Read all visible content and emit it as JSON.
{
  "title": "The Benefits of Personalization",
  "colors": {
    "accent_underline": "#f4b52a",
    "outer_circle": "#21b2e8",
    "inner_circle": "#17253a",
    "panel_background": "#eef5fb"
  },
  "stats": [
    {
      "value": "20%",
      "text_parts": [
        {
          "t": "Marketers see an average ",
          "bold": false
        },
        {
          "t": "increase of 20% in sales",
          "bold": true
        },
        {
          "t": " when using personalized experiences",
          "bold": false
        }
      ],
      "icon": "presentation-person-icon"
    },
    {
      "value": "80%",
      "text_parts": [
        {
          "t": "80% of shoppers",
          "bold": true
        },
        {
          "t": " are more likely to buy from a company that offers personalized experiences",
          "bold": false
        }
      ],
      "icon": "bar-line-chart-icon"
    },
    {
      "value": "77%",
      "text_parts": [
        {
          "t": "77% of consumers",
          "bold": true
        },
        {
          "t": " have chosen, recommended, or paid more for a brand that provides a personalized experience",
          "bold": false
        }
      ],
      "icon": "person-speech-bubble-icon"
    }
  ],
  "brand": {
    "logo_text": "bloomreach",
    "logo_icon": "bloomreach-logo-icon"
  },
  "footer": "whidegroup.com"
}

***

Exactly reproduce the material above.

Written response:
Read all visible content and emit it as JSON.
{
  "title": "The Benefits of Personalization",
  "colors": {
    "accent_underline": "#f4b52a",
    "outer_circle": "#21b2e8",
    "inner_circle": "#17253a",
    "panel_background": "#eef5fb"
  },
  "stats": [
    {
      "value": "20%",
      "text_parts": [
        {
          "t": "Marketers see an average ",
          "bold": false
        },
        {
          "t": "increase of 20% in sales",
          "bold": true
        },
        {
          "t": " when using personalized experiences",
          "bold": false
        }
      ],
      "icon": "presentation-person-icon"
    },
    {
      "value": "80%",
      "text_parts": [
        {
          "t": "80% of shoppers",
          "bold": true
        },
        {
          "t": " are more likely to buy from a company that offers personalized experiences",
          "bold": false
        }
      ],
      "icon": "bar-line-chart-icon"
    },
    {
      "value": "77%",
      "text_parts": [
        {
          "t": "77% of consumers",
          "bold": true
        },
        {
          "t": " have chosen, recommended, or paid more for a brand that provides a personalized experience",
          "bold": false
        }
      ],
      "icon": "person-speech-bubble-icon"
    }
  ],
  "brand": {
    "logo_text": "bloomreach",
    "logo_icon": "bloomreach-logo-icon"
  },
  "footer": "whidegroup.com"
}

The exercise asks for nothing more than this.